** begin **

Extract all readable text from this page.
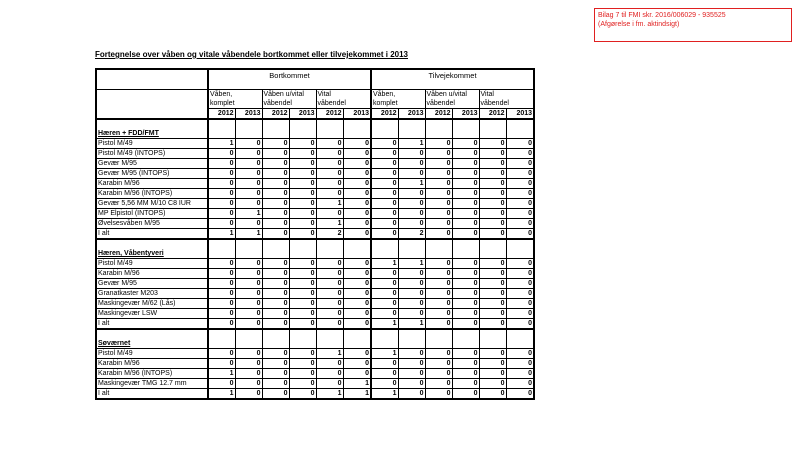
Bilag 7 til FMI skr. 2016/006029 - 935525
(Afgørelse i fm. aktindsigt)
Fortegnelse over våben og vitale våbendele bortkommet eller tilvejekommet i 2013
	Bortkommet						Tilvejekommet					

	Våben,		Våben u/vital		Vital		Våben,		Våben u/vital		Vital	
	komplet		våbendel		våbendel		komplet		våbendel		våbendel	
	2012	2013	2012	2013	2012	2013	2012	2013	2012	2013	2012	2013

Hæren + FDD/FMT												
Pistol M/49	1	0	0	0	0	0	0	1	0	0	0	0
Pistol M/49 (INTOPS)	0	0	0	0	0	0	0	0	0	0	0	0
Gevær M/95	0	0	0	0	0	0	0	0	0	0	0	0
Gevær M/95 (INTOPS)	0	0	0	0	0	0	0	0	0	0	0	0
Karabin M/96	0	0	0	0	0	0	0	1	0	0	0	0
Karabin M/96 (INTOPS)	0	0	0	0	0	0	0	0	0	0	0	0
Gevær 5,56 MM M/10 C8 IUR	0	0	0	0	1	0	0	0	0	0	0	0
MP Elpistol (INTOPS)	0	1	0	0	0	0	0	0	0	0	0	0
Øvelsesvåben M/95	0	0	0	0	1	0	0	0	0	0	0	0
I alt	1	1	0	0	2	0	0	2	0	0	0	0

Hæren, Våbentyveri												
Pistol M/49	0	0	0	0	0	0	1	1	0	0	0	0
Karabin M/96	0	0	0	0	0	0	0	0	0	0	0	0
Gevær M/95	0	0	0	0	0	0	0	0	0	0	0	0
Granatkaster M203	0	0	0	0	0	0	0	0	0	0	0	0
Maskingevær M/62 (Lås)	0	0	0	0	0	0	0	0	0	0	0	0
Maskingevær LSW	0	0	0	0	0	0	0	0	0	0	0	0
I alt	0	0	0	0	0	0	1	1	0	0	0	0

Søværnet												
Pistol M/49	0	0	0	0	1	0	1	0	0	0	0	0
Karabin M/96	0	0	0	0	0	0	0	0	0	0	0	0
Karabin M/96 (INTOPS)	1	0	0	0	0	0	0	0	0	0	0	0
Maskingevær TMG 12.7 mm	0	0	0	0	0	1	0	0	0	0	0	0
I alt	1	0	0	0	1	1	1	0	0	0	0	0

** end **

● **WORK REQUIRED**
Print each entry shown above with exact wording and no pictures.

● **RESPONSE BELOW**
Extract all readable text from this page.
Bilag 7 til FMI skr. 2016/006029 - 935525
(Afgørelse i fm. aktindsigt)
Fortegnelse over våben og vitale våbendele bortkommet eller tilvejekommet i 2013
	Bortkommet						Tilvejekommet					

	Våben,		Våben u/vital		Vital		Våben,		Våben u/vital		Vital	
	komplet		våbendel		våbendel		komplet		våbendel		våbendel	
	2012	2013	2012	2013	2012	2013	2012	2013	2012	2013	2012	2013

Hæren + FDD/FMT												
Pistol M/49	1	0	0	0	0	0	0	1	0	0	0	0
Pistol M/49 (INTOPS)	0	0	0	0	0	0	0	0	0	0	0	0
Gevær M/95	0	0	0	0	0	0	0	0	0	0	0	0
Gevær M/95 (INTOPS)	0	0	0	0	0	0	0	0	0	0	0	0
Karabin M/96	0	0	0	0	0	0	0	1	0	0	0	0
Karabin M/96 (INTOPS)	0	0	0	0	0	0	0	0	0	0	0	0
Gevær 5,56 MM M/10 C8 IUR	0	0	0	0	1	0	0	0	0	0	0	0
MP Elpistol (INTOPS)	0	1	0	0	0	0	0	0	0	0	0	0
Øvelsesvåben M/95	0	0	0	0	1	0	0	0	0	0	0	0
I alt	1	1	0	0	2	0	0	2	0	0	0	0

Hæren, Våbentyveri												
Pistol M/49	0	0	0	0	0	0	1	1	0	0	0	0
Karabin M/96	0	0	0	0	0	0	0	0	0	0	0	0
Gevær M/95	0	0	0	0	0	0	0	0	0	0	0	0
Granatkaster M203	0	0	0	0	0	0	0	0	0	0	0	0
Maskingevær M/62 (Lås)	0	0	0	0	0	0	0	0	0	0	0	0
Maskingevær LSW	0	0	0	0	0	0	0	0	0	0	0	0
I alt	0	0	0	0	0	0	1	1	0	0	0	0

Søværnet												
Pistol M/49	0	0	0	0	1	0	1	0	0	0	0	0
Karabin M/96	0	0	0	0	0	0	0	0	0	0	0	0
Karabin M/96 (INTOPS)	1	0	0	0	0	0	0	0	0	0	0	0
Maskingevær TMG 12.7 mm	0	0	0	0	0	1	0	0	0	0	0	0
I alt	1	0	0	0	1	1	1	0	0	0	0	0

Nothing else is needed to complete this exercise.